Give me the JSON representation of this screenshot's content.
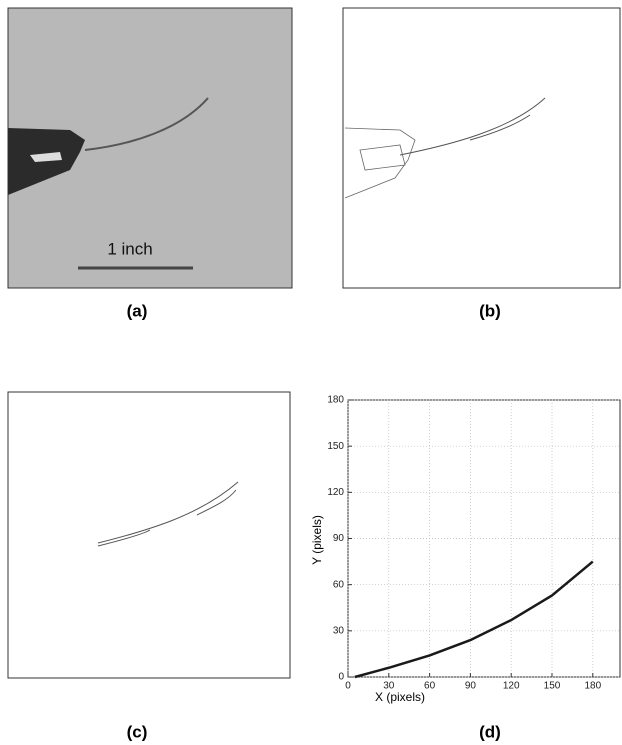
{
  "panels": {
    "a": {
      "label": "(a)",
      "scale_label": "1 inch"
    },
    "b": {
      "label": "(b)"
    },
    "c": {
      "label": "(c)"
    },
    "d": {
      "label": "(d)"
    }
  },
  "chart_data": {
    "type": "line",
    "xlabel": "X (pixels)",
    "ylabel": "Y (pixels)",
    "x": [
      5,
      30,
      60,
      90,
      120,
      150,
      180
    ],
    "values": [
      0,
      6,
      14,
      24,
      37,
      53,
      75
    ],
    "color": "#1a1a1a",
    "xlim": [
      0,
      200
    ],
    "ylim": [
      0,
      180
    ],
    "xticks": [
      0,
      30,
      60,
      90,
      120,
      150,
      180
    ],
    "yticks": [
      0,
      30,
      60,
      90,
      120,
      150,
      180
    ],
    "grid": true
  }
}
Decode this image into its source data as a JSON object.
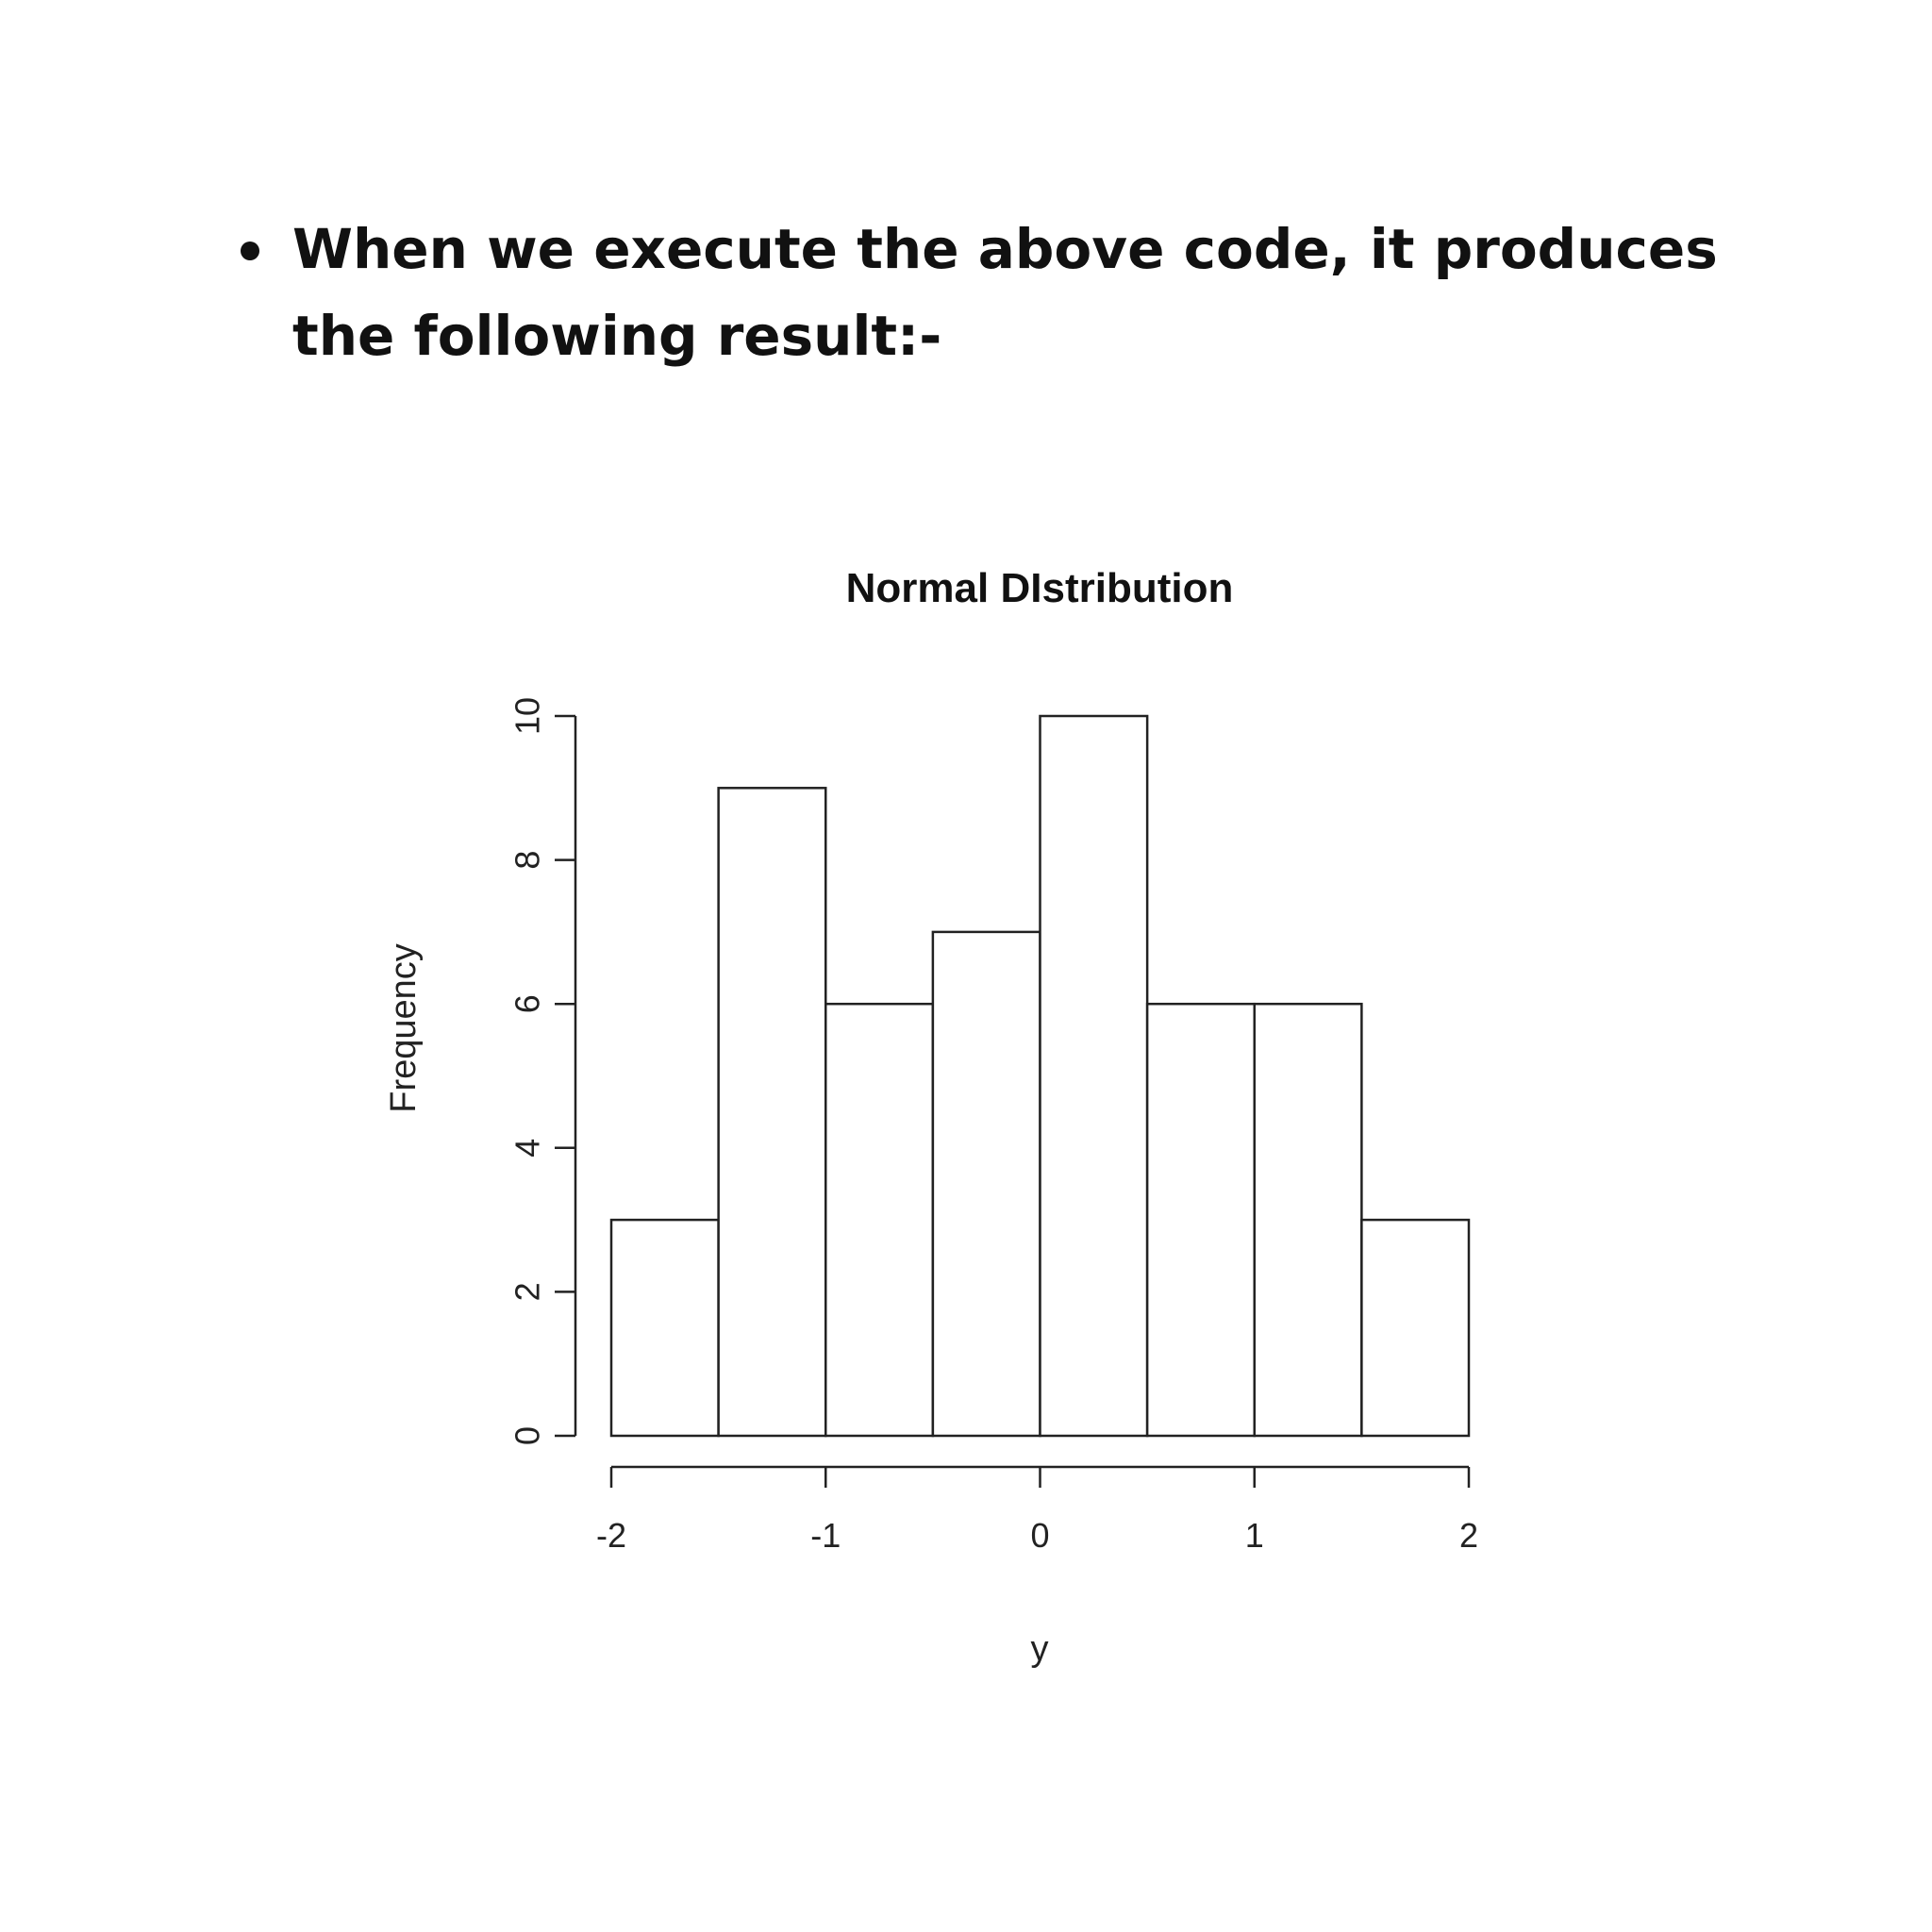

» **Task to carry out**
Some lines of the data may hold the word "JSON". Say how many do, with nothing else.

» **Correct result**
2